### [DATA TO USE]
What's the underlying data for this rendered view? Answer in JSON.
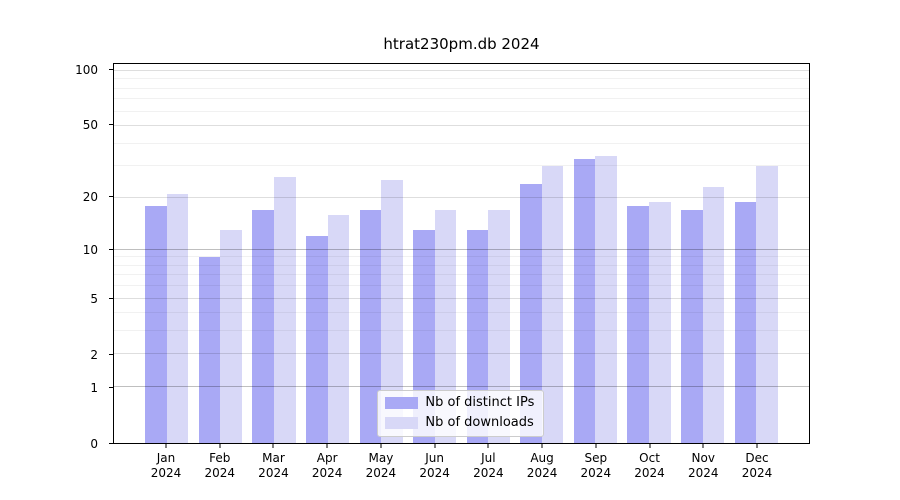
{
  "chart_data": {
    "type": "bar",
    "title": "htrat230pm.db 2024",
    "categories": [
      "Jan",
      "Feb",
      "Mar",
      "Apr",
      "May",
      "Jun",
      "Jul",
      "Aug",
      "Sep",
      "Oct",
      "Nov",
      "Dec"
    ],
    "category_year": "2024",
    "series": [
      {
        "name": "Nb of distinct IPs",
        "color": "#a9a9f5",
        "values": [
          18,
          9,
          17,
          12,
          17,
          13,
          13,
          24,
          33,
          18,
          17,
          19
        ]
      },
      {
        "name": "Nb of downloads",
        "color": "#d8d8f7",
        "values": [
          21,
          13,
          26,
          16,
          25,
          17,
          17,
          30,
          34,
          19,
          23,
          30
        ]
      }
    ],
    "yscale": "log10(value+1)",
    "yticks": [
      0,
      1,
      2,
      5,
      10,
      20,
      50,
      100
    ],
    "ytick_emphasis": [
      1,
      10
    ],
    "minor_gridlines": [
      3,
      4,
      6,
      7,
      8,
      9,
      30,
      40,
      60,
      70,
      80,
      90
    ],
    "ylim": [
      0,
      104
    ],
    "grid": true,
    "legend_position": "lower center",
    "axis_color": "#000000",
    "grid_major_color": "#cfcfcf",
    "grid_minor_color": "#ebebeb"
  }
}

### [YOUR INSTRUCTIONS]
Above are the records; copy every line in them that holds the word "name".

### [TASK RESPONSE]
        "name": "Nb of distinct IPs",
        "name": "Nb of downloads",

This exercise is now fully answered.